Given problem →
Lines containing "JSON" are to be counted. Give the number and nothing more.
* begin *
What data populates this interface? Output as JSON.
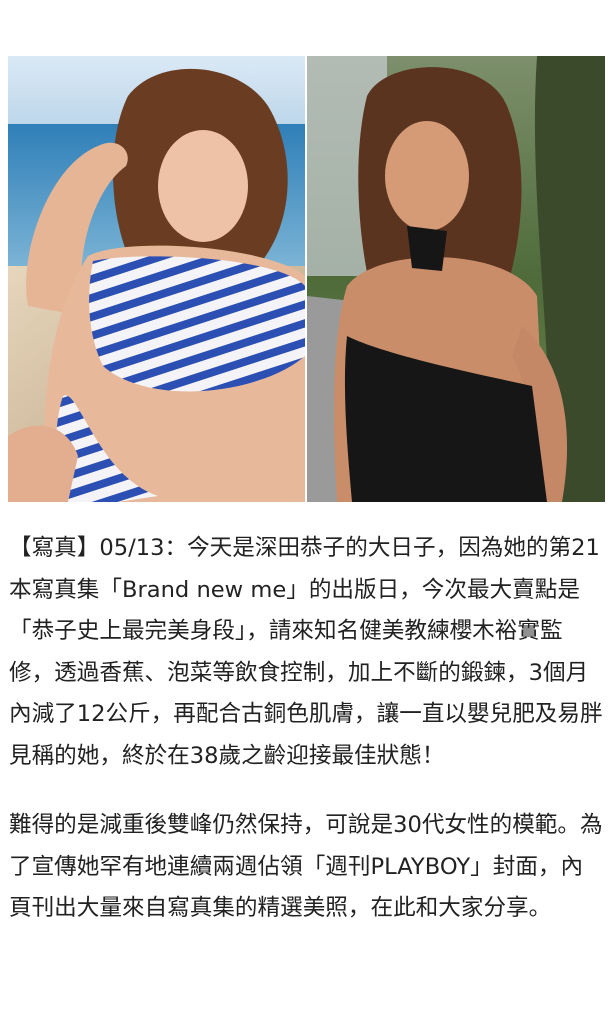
{
  "photos": [
    {
      "name": "photo-beach-striped-bikini",
      "colors": {
        "sky": "#cfe3f2",
        "sea": "#3f8fc4",
        "sand": "#d8c4a6",
        "skin": "#e8b89a",
        "hair": "#6a3d22",
        "stripe": "#2b4fb3"
      }
    },
    {
      "name": "photo-black-halter-road",
      "colors": {
        "trees": "#4f6b3a",
        "road": "#8c8c8c",
        "skin": "#c98d6a",
        "hair": "#5b3420",
        "dress": "#161616"
      }
    }
  ],
  "article": {
    "paragraphs": [
      "【寫真】05/13：今天是深田恭子的大日子，因為她的第21本寫真集「Brand new me」的出版日，今次最大賣點是「恭子史上最完美身段」，請來知名健美教練櫻木裕實監修，透過香蕉、泡菜等飲食控制，加上不斷的鍛鍊，3個月內減了12公斤，再配合古銅色肌膚，讓一直以嬰兒肥及易胖見稱的她，終於在38歲之齡迎接最佳狀態！",
      "難得的是減重後雙峰仍然保持，可說是30代女性的模範。為了宣傳她罕有地連續兩週佔領「週刊PLAYBOY」封面，內頁刊出大量來自寫真集的精選美照，在此和大家分享。"
    ]
  }
}
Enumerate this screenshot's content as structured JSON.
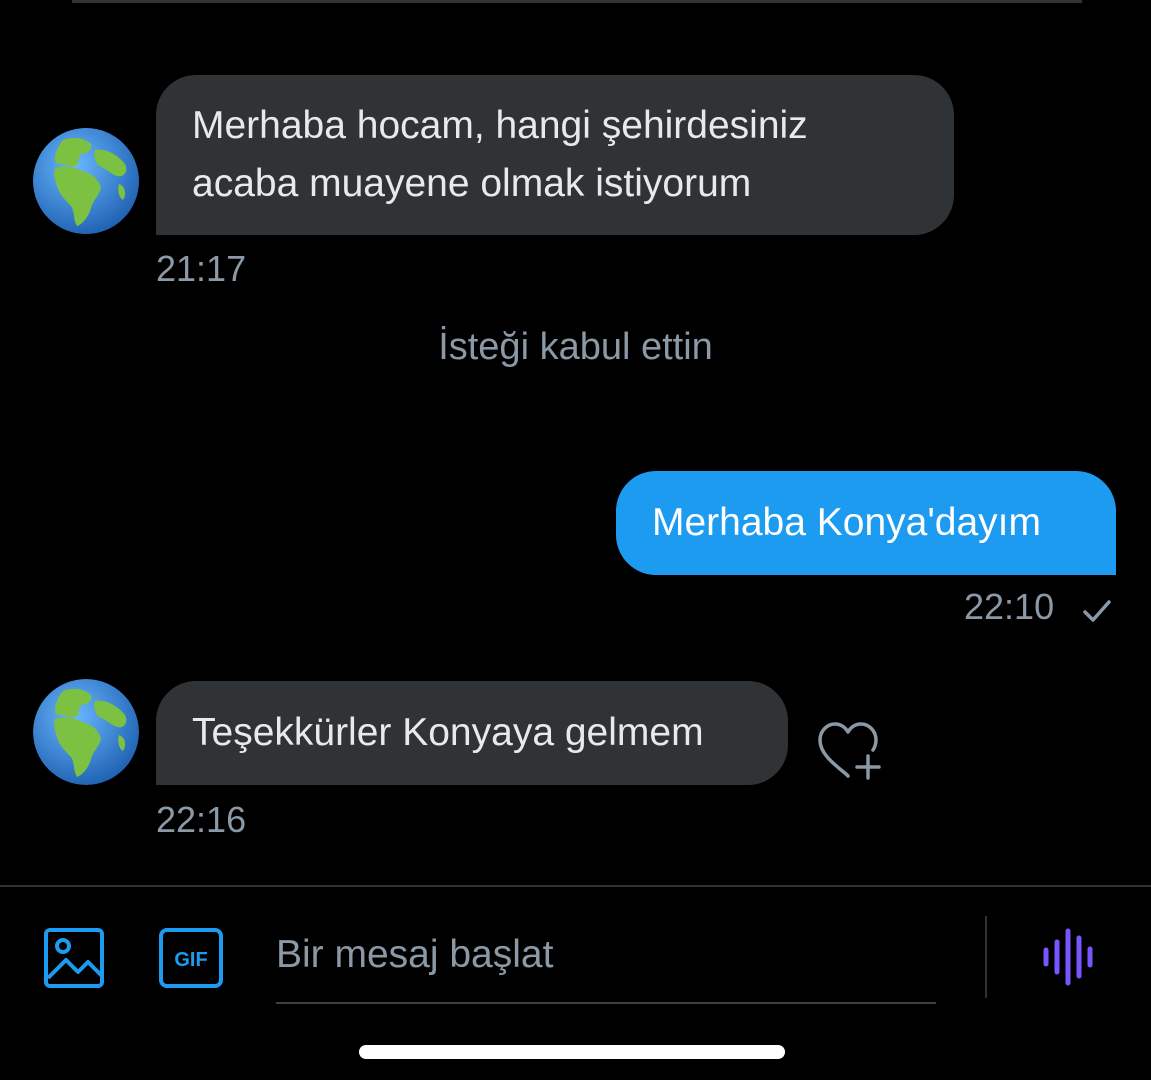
{
  "colors": {
    "background": "#000000",
    "incoming_bubble": "#2f3336",
    "outgoing_bubble": "#1d9bf0",
    "accent": "#1d9bf0",
    "voice_accent": "#7856ff",
    "muted_text": "#8b98a5"
  },
  "messages": {
    "first": {
      "lines": [
        "Merhaba hocam, hangi şehirdesiniz",
        "acaba muayene olmak istiyorum"
      ],
      "time": "21:17"
    },
    "system_note": "İsteği kabul ettin",
    "reply": {
      "text": "Merhaba Konya'dayım",
      "time": "22:10"
    },
    "third": {
      "text": "Teşekkürler Konyaya gelmem",
      "time": "22:16"
    }
  },
  "icons": {
    "avatar": "globe-europe-africa",
    "sent_status": "checkmark",
    "reaction": "heart-plus",
    "media": "image",
    "gif": "gif",
    "voice": "waveform"
  },
  "compose": {
    "placeholder": "Bir mesaj başlat",
    "gif_label": "GIF"
  }
}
* end *
Output for this exercise →
2